_PROBLEM TO SOLVE_. What is the number of lines in the entries below that include the word "一带一路"? Provide the number only.

_INPUT MATERIAL_.
-----
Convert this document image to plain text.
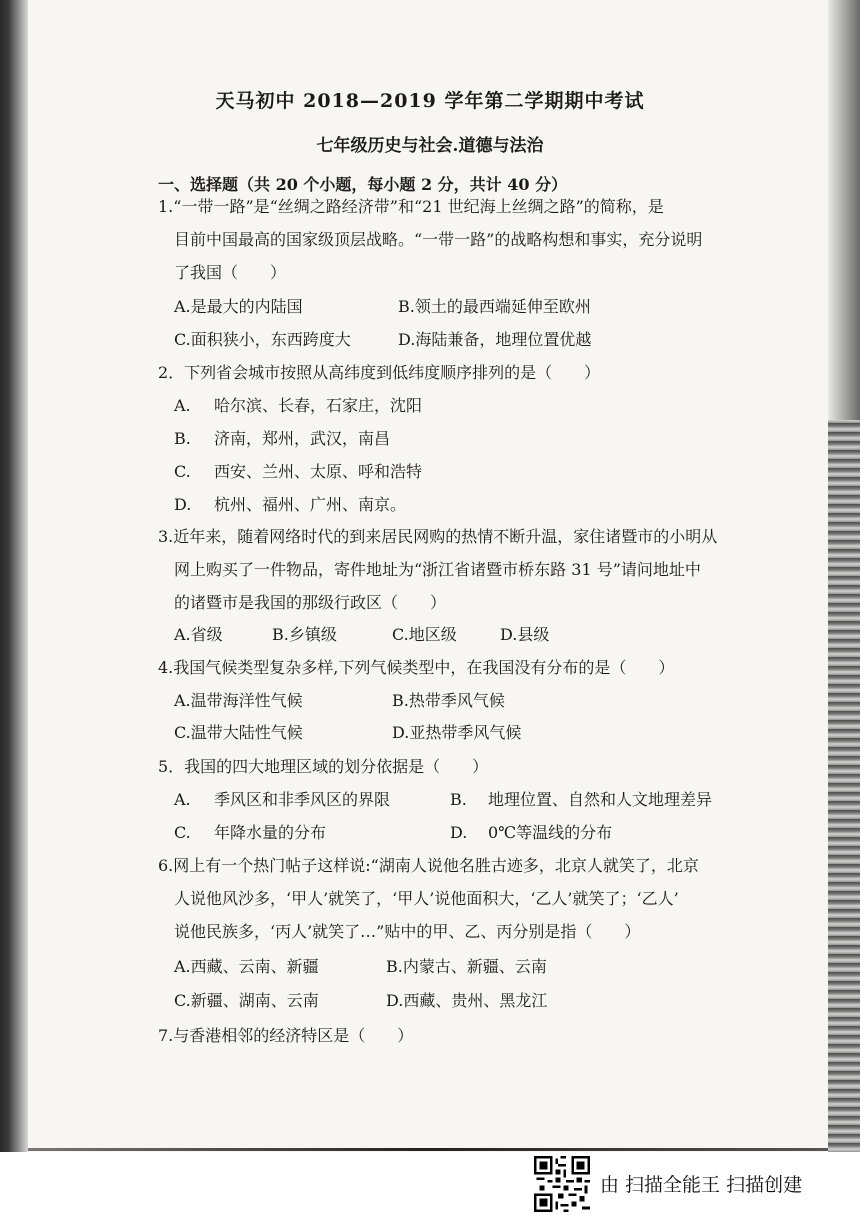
天马初中 2018—2019 学年第二学期期中考试
七年级历史与社会.道德与法治
一、选择题（共 20 个小题，每小题 2 分，共计 40 分）
1.“一带一路”是“丝绸之路经济带”和“21 世纪海上丝绸之路”的简称，是
目前中国最高的国家级顶层战略。“一带一路”的战略构想和事实，充分说明
了我国（　　）
A.是最大的内陆国	B.领土的最西端延伸至欧州
C.面积狭小，东西跨度大	D.海陆兼备，地理位置优越
2．下列省会城市按照从高纬度到低纬度顺序排列的是（　　）
A. 哈尔滨、长春，石家庄，沈阳
B. 济南，郑州，武汉，南昌
C. 西安、兰州、太原、呼和浩特
D. 杭州、福州、广州、南京。
3.近年来，随着网络时代的到来居民网购的热情不断升温，家住诸暨市的小明从
网上购买了一件物品，寄件地址为“浙江省诸暨市桥东路 31 号”请问地址中
的诸暨市是我国的那级行政区（　　）
A.省级	B.乡镇级	C.地区级	D.县级
4.我国气候类型复杂多样,下列气候类型中，在我国没有分布的是（　　）
A.温带海洋性气候	B.热带季风气候
C.温带大陆性气候	D.亚热带季风气候
5．我国的四大地理区域的划分依据是（　　）
A. 季风区和非季风区的界限	B. 地理位置、自然和人文地理差异
C. 年降水量的分布	D. 0℃等温线的分布
6.网上有一个热门帖子这样说:“湖南人说他名胜古迹多，北京人就笑了，北京
人说他风沙多，‘甲人’就笑了，‘甲人’说他面积大，‘乙人’就笑了；‘乙人’
说他民族多，‘丙人’就笑了…”贴中的甲、乙、丙分别是指（　　）
A.西藏、云南、新疆	B.内蒙古、新疆、云南
C.新疆、湖南、云南	D.西藏、贵州、黑龙江
7.与香港相邻的经济特区是（　　）
由 扫描全能王 扫描创建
-----
_TASK RESPONSE_. 2